((

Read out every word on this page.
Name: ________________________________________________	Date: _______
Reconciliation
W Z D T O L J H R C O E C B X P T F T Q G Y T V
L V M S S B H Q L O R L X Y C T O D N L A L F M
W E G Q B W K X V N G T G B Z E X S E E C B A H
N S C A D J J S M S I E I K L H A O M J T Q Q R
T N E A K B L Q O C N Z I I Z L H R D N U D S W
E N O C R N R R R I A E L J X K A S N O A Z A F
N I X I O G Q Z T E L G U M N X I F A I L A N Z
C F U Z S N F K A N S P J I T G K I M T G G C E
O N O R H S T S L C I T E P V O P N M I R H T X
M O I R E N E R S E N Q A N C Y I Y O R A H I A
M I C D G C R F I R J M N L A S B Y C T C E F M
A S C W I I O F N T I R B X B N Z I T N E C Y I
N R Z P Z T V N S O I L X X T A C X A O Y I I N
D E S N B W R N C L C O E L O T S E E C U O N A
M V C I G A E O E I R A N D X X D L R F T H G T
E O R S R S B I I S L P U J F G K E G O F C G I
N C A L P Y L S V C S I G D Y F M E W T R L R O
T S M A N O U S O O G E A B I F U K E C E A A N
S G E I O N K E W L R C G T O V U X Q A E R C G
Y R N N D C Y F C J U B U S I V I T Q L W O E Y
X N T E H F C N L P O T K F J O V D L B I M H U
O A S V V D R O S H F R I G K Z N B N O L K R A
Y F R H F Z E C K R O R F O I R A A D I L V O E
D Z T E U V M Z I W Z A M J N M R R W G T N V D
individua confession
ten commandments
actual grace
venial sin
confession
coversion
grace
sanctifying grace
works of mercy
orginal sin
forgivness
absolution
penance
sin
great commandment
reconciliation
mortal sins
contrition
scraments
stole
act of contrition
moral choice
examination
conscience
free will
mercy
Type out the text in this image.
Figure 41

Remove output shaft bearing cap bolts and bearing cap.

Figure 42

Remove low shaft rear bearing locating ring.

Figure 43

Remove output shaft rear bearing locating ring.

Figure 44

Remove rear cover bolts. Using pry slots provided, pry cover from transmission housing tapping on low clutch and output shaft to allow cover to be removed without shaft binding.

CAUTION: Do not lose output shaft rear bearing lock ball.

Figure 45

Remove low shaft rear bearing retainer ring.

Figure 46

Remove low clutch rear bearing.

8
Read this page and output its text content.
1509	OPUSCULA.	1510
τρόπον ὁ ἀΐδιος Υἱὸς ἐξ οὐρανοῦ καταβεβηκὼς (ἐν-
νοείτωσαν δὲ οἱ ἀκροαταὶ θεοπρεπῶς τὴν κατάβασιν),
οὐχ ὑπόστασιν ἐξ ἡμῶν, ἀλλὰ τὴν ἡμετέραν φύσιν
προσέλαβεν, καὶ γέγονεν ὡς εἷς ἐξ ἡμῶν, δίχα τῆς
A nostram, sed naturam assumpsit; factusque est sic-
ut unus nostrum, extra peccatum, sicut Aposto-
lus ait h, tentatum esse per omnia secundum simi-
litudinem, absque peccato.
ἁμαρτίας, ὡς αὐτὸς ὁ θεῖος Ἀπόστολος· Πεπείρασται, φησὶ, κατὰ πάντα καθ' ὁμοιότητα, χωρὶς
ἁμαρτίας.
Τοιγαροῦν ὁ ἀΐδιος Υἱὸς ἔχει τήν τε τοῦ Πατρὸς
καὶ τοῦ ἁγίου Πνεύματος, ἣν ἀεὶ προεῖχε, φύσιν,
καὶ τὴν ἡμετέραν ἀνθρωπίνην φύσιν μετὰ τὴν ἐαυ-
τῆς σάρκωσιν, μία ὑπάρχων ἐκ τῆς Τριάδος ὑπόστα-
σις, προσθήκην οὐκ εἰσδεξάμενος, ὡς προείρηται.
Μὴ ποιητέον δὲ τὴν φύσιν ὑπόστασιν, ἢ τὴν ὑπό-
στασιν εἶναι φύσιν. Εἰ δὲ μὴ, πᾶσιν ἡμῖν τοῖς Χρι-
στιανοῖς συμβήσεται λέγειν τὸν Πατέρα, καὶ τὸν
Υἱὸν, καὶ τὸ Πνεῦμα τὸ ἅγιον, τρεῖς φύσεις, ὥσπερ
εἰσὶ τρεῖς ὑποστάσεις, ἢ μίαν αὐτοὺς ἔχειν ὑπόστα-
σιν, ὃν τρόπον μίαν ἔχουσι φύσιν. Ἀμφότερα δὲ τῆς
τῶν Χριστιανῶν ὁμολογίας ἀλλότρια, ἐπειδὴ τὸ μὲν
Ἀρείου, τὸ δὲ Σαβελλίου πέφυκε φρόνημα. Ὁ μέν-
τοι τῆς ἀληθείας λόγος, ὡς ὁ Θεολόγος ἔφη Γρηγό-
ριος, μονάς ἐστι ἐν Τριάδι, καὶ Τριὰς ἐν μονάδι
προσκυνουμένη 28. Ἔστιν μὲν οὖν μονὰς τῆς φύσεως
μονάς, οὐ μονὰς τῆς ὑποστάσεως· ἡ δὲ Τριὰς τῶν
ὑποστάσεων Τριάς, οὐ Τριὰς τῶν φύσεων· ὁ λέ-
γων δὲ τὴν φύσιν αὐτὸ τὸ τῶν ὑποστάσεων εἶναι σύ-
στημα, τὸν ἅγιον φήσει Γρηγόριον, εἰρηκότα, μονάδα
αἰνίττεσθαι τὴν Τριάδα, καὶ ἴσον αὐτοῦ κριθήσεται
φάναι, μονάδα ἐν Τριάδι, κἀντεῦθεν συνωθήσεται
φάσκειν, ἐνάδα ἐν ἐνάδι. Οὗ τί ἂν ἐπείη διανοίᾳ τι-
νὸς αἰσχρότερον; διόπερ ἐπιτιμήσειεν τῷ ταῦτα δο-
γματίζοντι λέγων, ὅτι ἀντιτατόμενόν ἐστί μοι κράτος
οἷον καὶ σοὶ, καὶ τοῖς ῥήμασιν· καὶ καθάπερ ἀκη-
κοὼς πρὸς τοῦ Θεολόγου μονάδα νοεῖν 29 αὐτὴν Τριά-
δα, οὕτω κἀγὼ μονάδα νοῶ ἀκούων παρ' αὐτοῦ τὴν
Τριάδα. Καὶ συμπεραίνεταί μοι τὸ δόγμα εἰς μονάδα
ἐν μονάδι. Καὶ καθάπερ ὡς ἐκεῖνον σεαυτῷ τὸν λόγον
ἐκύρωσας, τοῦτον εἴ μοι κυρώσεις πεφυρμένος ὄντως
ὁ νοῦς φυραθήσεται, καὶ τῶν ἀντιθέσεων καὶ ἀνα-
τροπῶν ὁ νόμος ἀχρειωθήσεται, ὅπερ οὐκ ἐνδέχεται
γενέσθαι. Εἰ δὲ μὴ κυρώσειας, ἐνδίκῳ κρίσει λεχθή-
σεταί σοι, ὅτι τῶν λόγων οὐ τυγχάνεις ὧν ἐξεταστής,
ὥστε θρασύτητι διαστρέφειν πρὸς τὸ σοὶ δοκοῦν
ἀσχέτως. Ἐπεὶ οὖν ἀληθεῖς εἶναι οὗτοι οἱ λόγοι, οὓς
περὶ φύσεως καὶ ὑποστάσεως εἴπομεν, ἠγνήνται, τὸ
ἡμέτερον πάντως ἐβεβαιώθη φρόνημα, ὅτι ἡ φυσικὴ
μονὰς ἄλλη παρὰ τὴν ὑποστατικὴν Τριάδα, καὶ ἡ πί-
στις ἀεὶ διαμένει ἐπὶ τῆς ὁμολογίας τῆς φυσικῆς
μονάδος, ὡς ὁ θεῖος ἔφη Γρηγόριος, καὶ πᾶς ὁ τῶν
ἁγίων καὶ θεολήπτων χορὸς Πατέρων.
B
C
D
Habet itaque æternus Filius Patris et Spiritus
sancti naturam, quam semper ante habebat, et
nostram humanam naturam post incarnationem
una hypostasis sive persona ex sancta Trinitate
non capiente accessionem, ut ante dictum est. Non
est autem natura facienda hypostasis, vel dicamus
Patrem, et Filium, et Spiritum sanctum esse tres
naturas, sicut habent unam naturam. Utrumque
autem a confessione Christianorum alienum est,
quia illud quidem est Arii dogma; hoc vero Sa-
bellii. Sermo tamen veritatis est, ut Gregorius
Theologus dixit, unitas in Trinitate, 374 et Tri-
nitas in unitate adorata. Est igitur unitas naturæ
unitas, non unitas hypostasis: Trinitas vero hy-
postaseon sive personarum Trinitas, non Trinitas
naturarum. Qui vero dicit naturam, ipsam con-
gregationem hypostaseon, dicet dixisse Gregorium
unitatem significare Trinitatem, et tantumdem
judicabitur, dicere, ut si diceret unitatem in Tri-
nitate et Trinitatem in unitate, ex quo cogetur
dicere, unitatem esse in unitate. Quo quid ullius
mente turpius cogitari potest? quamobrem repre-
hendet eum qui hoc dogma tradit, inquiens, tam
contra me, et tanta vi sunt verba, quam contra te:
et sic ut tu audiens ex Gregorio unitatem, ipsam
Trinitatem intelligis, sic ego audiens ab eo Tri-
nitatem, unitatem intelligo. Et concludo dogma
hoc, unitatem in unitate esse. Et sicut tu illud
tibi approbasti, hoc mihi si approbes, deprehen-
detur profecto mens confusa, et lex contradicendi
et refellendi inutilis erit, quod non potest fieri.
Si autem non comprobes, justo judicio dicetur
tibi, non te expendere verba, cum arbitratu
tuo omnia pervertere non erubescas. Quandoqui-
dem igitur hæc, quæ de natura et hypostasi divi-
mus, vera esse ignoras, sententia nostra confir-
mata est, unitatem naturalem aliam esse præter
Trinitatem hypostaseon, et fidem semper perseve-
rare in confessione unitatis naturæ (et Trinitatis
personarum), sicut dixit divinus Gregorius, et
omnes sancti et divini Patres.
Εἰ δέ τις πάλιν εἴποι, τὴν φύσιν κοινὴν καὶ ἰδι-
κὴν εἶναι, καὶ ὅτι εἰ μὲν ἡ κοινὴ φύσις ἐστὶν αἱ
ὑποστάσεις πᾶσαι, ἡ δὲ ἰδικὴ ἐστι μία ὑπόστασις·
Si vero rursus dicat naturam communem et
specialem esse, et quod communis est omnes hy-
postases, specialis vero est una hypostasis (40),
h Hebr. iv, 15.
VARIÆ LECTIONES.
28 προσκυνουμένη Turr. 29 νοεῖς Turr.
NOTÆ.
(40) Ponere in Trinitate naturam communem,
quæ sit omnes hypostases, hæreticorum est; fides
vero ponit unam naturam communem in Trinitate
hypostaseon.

))

:: Goal ::
From the entries above, extract every line where the word "Remove" appears.

:: Written response ::
Remove output shaft bearing cap bolts and bearing cap.
Remove low shaft rear bearing locating ring.
Remove output shaft rear bearing locating ring.
Remove rear cover bolts. Using pry slots provided, pry cover from transmission housing tapping on low clutch and output shaft to allow cover to be removed without shaft binding.
Remove low shaft rear bearing retainer ring.
Remove low clutch rear bearing.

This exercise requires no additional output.